▶ **What is expected**
From the entries below, please gather each line containing the string "accent".

▶ **Extracted records**

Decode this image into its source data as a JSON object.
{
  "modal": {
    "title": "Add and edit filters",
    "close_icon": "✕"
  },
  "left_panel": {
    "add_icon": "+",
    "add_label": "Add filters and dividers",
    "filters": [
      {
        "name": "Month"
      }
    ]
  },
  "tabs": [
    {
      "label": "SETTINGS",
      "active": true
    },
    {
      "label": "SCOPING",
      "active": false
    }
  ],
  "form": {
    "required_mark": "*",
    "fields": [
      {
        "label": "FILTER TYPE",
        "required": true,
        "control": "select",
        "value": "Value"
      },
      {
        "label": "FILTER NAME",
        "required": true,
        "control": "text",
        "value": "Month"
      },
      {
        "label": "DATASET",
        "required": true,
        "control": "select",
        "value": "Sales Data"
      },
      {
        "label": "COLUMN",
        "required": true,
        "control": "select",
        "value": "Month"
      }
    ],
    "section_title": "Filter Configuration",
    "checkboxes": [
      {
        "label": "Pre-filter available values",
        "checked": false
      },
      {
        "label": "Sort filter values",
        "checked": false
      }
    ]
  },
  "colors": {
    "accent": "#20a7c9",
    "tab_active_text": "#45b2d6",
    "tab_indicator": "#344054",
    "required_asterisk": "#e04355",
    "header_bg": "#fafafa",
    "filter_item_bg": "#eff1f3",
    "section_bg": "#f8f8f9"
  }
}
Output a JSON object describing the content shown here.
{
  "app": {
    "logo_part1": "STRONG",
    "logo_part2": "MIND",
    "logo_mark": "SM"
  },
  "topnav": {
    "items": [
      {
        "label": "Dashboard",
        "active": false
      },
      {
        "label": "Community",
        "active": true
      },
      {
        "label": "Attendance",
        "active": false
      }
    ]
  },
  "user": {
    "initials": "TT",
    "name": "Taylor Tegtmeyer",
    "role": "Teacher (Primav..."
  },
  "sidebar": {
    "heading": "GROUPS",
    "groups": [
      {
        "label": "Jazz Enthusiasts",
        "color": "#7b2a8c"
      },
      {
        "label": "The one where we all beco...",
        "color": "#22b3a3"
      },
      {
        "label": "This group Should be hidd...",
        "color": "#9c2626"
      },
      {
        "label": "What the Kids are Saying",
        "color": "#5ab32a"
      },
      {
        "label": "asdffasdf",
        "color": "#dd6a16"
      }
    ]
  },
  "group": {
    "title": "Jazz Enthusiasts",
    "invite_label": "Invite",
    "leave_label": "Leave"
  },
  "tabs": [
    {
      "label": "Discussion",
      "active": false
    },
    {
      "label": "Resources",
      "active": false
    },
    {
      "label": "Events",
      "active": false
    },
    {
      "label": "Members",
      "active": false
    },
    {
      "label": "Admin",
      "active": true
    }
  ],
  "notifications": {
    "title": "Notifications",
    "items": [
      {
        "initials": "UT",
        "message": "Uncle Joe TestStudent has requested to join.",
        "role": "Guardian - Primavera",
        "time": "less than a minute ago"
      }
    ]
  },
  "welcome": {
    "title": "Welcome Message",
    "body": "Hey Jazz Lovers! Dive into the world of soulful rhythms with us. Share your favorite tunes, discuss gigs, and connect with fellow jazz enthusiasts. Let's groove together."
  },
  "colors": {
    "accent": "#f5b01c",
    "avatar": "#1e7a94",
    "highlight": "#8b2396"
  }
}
--
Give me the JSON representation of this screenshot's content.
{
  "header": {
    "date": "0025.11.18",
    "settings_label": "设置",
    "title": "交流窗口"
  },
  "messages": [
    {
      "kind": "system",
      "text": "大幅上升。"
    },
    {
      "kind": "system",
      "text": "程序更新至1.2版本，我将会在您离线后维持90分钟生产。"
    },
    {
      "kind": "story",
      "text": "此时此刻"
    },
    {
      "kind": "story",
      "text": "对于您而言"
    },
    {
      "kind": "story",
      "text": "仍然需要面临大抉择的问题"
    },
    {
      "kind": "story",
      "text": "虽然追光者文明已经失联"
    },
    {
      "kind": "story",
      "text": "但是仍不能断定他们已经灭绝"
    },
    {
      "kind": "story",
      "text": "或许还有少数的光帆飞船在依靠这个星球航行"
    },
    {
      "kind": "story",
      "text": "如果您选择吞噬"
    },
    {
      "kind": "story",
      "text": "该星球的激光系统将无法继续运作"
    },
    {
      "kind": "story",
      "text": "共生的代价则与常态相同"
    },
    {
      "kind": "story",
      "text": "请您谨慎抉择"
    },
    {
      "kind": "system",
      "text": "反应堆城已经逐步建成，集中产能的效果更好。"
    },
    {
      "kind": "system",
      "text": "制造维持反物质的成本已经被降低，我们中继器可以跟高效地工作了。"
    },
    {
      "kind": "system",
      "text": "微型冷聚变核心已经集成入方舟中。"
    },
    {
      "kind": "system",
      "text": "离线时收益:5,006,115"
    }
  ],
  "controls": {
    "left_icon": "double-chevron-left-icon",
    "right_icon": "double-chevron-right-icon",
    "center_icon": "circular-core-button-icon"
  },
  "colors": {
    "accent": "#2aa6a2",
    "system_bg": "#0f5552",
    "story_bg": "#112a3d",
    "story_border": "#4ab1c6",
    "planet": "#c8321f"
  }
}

▶ **Written answer**
    "accent": "#20a7c9",
    "accent": "#f5b01c",
    "accent": "#2aa6a2",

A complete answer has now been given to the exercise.